● Direction: Write out only the lines from the line that holds "Parse this screenshot: output" to the end of the listing below, inclusive, with the pictures omitted.

>> BEGIN

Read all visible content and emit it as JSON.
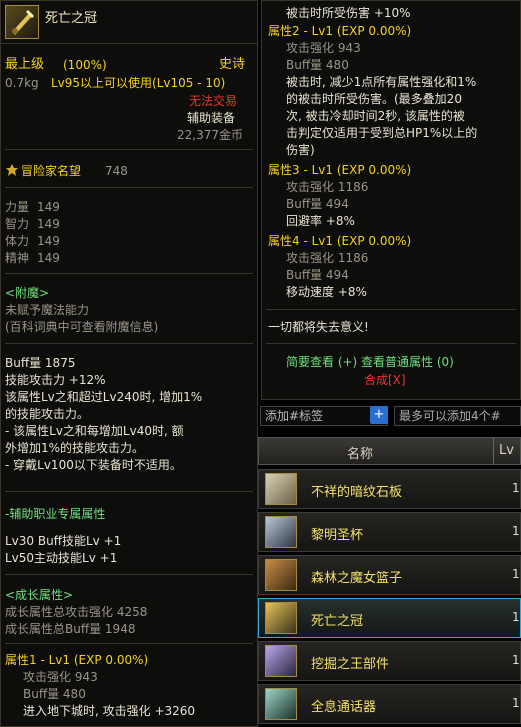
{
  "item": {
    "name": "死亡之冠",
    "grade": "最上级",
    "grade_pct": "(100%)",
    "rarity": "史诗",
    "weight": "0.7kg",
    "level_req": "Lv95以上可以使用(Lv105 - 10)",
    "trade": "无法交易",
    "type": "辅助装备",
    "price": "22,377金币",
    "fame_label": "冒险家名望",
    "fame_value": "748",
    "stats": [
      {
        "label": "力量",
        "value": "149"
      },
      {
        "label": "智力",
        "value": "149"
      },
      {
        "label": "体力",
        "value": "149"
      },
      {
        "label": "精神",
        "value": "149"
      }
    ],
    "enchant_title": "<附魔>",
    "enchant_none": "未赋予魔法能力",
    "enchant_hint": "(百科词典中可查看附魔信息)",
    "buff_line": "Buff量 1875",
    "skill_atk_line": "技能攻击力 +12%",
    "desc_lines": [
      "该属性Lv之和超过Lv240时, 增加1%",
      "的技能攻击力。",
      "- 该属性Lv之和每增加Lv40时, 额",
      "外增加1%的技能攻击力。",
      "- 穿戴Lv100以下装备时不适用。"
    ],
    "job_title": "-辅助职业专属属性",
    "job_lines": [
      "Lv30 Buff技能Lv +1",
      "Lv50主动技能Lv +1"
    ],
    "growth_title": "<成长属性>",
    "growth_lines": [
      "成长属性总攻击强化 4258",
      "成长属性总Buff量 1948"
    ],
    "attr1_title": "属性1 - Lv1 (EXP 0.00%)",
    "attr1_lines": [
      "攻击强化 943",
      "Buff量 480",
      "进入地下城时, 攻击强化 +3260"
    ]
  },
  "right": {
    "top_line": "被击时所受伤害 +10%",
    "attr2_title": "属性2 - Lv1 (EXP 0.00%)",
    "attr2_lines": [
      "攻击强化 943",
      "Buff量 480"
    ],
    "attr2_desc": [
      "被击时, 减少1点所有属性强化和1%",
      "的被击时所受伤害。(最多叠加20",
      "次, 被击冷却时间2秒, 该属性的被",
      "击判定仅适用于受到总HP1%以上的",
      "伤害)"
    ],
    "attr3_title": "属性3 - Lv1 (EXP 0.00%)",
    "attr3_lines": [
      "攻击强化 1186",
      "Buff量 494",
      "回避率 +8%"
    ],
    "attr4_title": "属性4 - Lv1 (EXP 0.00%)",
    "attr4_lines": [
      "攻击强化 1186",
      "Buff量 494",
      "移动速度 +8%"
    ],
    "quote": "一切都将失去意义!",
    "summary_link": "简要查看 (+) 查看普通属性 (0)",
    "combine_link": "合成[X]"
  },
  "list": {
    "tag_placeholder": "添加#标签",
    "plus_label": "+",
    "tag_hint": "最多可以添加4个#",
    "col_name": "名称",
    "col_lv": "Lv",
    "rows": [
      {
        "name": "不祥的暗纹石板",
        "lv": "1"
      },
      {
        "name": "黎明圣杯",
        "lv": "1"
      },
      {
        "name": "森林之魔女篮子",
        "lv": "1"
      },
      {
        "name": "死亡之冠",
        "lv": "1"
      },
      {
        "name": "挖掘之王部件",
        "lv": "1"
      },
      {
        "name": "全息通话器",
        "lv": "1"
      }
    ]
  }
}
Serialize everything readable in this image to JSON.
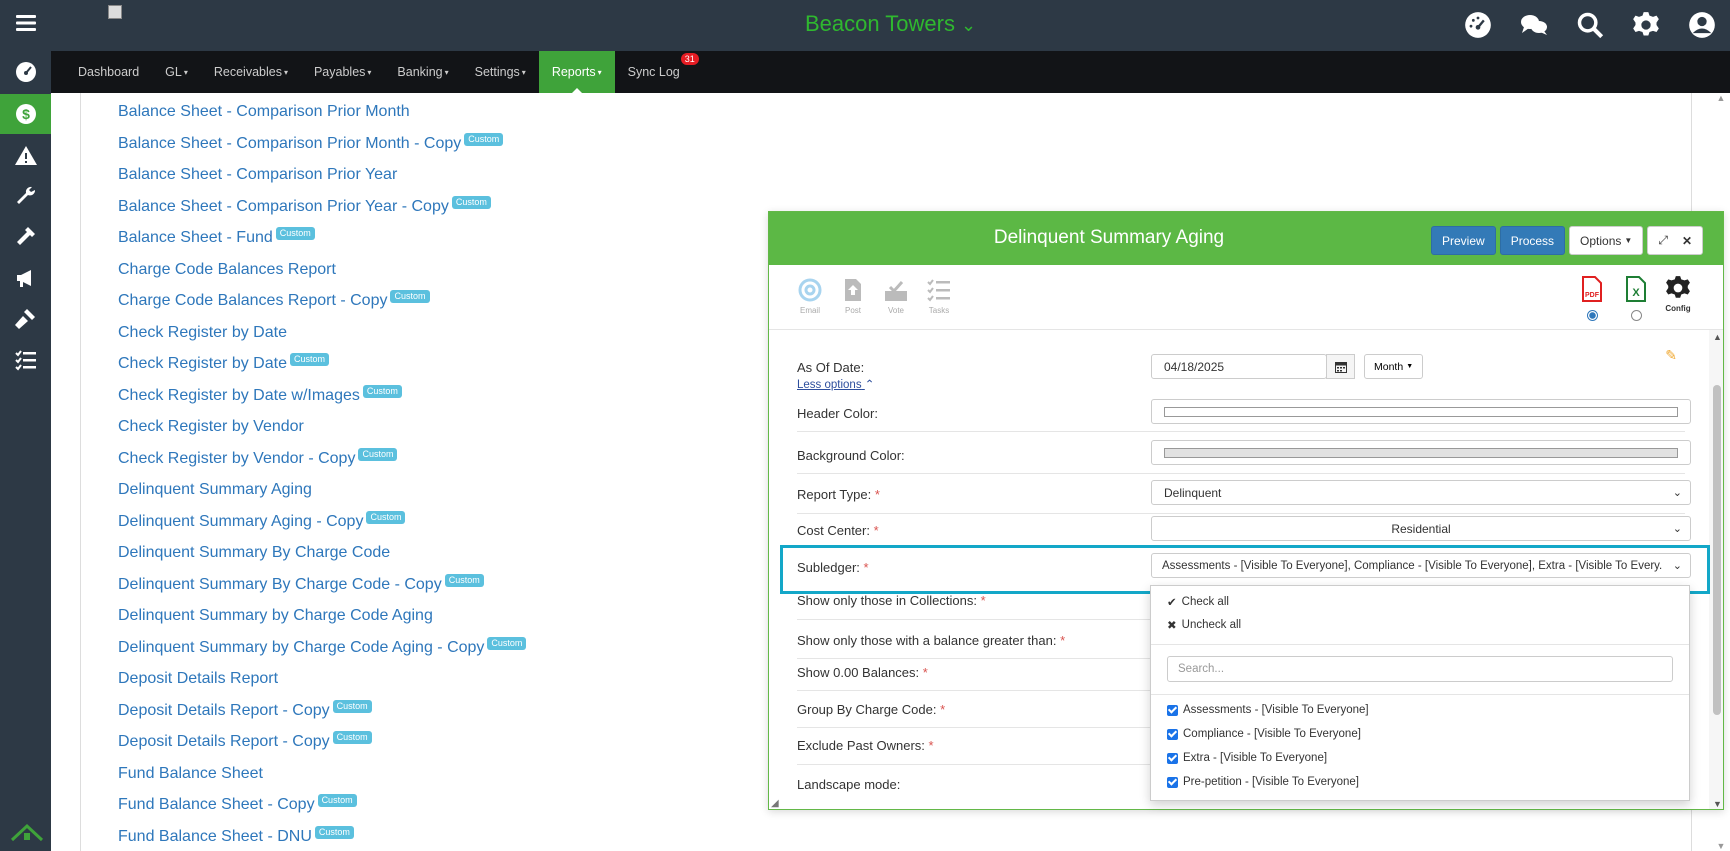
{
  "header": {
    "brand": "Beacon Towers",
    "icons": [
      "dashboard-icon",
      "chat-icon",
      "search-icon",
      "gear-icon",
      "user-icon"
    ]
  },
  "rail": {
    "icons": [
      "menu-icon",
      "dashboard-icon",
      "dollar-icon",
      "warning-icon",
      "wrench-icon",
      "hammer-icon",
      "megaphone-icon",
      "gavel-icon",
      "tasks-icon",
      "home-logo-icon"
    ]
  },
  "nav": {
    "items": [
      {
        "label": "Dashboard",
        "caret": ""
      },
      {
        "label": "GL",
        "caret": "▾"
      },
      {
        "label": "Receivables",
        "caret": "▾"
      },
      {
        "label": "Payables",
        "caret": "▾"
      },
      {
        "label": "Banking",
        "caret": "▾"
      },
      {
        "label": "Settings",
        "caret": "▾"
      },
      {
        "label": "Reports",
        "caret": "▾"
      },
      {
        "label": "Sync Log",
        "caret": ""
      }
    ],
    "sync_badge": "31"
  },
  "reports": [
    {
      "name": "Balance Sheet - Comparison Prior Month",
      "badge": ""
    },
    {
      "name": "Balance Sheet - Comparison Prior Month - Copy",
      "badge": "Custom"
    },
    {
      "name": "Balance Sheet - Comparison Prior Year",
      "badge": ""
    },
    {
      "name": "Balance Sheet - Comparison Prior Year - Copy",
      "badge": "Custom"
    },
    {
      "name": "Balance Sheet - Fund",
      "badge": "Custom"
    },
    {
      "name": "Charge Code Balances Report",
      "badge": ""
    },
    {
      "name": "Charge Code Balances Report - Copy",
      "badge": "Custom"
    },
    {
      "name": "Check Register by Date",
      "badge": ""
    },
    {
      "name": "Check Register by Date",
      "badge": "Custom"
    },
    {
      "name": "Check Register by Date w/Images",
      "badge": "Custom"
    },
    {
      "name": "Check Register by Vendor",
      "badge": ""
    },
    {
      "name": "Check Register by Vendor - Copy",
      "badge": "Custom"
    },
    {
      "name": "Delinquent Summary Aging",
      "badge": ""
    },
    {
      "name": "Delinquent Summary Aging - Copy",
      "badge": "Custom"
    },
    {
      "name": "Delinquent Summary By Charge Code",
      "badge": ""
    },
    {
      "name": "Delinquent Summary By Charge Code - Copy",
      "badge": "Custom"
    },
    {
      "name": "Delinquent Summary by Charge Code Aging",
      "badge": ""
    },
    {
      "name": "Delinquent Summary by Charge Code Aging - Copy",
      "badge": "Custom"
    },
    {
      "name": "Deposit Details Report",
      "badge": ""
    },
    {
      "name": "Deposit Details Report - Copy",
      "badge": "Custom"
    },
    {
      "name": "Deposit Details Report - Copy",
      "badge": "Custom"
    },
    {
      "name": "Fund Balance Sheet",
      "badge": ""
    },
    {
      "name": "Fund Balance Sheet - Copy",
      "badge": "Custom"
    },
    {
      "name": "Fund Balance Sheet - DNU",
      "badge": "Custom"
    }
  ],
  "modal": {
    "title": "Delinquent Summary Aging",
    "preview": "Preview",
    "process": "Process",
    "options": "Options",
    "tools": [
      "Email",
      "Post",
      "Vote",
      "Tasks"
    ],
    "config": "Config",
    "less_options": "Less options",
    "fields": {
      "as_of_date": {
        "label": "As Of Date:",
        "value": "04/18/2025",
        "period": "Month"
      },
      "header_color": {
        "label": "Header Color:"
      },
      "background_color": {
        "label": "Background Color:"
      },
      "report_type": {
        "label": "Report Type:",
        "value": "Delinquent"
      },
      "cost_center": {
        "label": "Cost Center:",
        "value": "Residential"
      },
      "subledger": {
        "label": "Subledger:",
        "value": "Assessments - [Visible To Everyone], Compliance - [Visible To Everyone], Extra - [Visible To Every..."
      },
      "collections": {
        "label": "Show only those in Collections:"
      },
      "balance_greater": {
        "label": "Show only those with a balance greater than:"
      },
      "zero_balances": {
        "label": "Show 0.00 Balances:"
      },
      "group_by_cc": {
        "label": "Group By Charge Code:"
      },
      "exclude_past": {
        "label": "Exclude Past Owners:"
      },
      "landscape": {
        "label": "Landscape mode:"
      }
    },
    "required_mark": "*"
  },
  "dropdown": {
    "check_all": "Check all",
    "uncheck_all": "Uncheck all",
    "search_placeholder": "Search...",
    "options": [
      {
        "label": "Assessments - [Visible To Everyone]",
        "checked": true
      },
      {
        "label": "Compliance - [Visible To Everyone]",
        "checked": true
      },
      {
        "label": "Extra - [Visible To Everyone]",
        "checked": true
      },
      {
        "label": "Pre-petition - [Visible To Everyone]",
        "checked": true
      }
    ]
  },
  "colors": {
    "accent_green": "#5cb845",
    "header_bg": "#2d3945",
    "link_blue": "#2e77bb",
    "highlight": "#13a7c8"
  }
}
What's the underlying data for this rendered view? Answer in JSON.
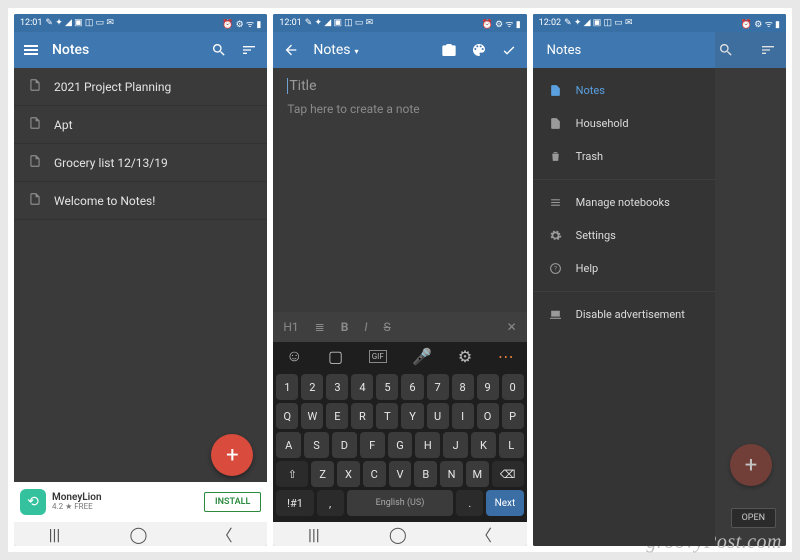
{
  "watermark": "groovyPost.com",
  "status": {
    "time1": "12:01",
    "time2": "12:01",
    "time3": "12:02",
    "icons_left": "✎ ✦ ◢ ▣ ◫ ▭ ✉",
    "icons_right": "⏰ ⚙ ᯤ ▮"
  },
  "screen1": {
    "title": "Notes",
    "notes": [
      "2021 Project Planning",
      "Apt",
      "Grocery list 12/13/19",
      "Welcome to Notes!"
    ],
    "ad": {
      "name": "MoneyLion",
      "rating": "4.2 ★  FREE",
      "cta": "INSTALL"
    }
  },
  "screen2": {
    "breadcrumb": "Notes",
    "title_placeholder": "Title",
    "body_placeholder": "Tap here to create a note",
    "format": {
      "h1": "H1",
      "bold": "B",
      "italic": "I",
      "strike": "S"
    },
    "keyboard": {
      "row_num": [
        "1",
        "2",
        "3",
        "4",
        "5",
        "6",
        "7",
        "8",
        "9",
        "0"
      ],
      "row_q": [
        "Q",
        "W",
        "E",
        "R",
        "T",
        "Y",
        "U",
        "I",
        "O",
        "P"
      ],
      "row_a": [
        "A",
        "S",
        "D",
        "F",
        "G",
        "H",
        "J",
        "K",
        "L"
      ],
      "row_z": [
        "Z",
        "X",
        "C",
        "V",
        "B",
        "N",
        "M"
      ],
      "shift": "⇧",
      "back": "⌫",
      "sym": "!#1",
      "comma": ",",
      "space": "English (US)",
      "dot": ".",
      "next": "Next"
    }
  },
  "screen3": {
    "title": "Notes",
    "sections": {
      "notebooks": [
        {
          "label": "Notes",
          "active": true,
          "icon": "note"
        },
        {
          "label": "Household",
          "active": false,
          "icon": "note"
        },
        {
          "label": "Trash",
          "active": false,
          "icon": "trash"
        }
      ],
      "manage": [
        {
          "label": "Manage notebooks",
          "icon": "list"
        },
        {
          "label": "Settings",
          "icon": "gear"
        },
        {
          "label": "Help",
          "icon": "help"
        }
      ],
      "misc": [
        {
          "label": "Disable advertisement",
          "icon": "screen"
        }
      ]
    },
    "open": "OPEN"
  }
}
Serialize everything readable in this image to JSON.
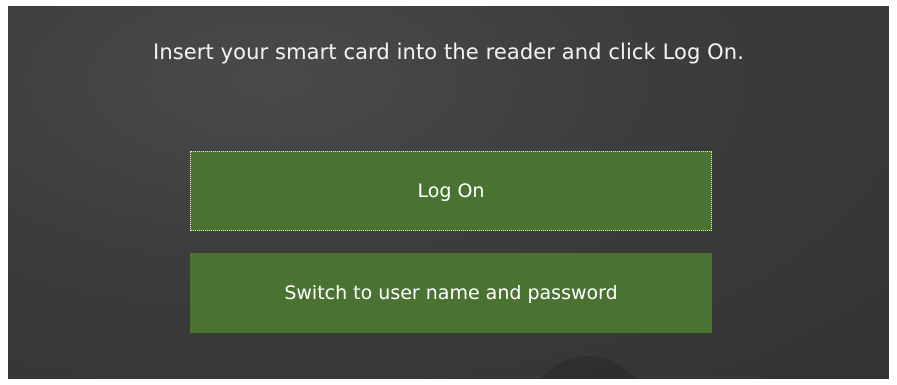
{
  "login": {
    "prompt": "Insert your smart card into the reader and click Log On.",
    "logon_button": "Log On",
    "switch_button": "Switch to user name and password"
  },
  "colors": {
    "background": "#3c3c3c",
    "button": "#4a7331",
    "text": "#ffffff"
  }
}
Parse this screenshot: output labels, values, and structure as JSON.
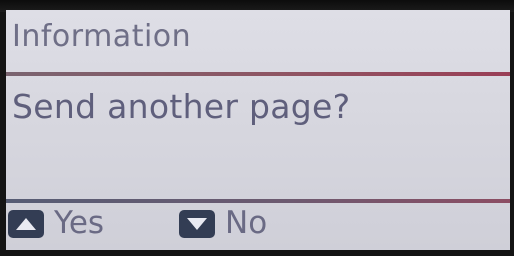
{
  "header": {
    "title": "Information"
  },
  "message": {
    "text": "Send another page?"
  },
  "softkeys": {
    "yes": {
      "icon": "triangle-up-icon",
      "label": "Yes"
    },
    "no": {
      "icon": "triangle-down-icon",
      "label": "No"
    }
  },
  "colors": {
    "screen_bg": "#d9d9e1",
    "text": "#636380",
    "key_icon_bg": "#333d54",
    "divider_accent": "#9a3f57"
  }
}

>> END

● Task answer:
Parse this screenshot: output labels, values, and structure as JSON.
{
  "header": {
    "title": "Information"
  },
  "message": {
    "text": "Send another page?"
  },
  "softkeys": {
    "yes": {
      "icon": "triangle-up-icon",
      "label": "Yes"
    },
    "no": {
      "icon": "triangle-down-icon",
      "label": "No"
    }
  },
  "colors": {
    "screen_bg": "#d9d9e1",
    "text": "#636380",
    "key_icon_bg": "#333d54",
    "divider_accent": "#9a3f57"
  }
}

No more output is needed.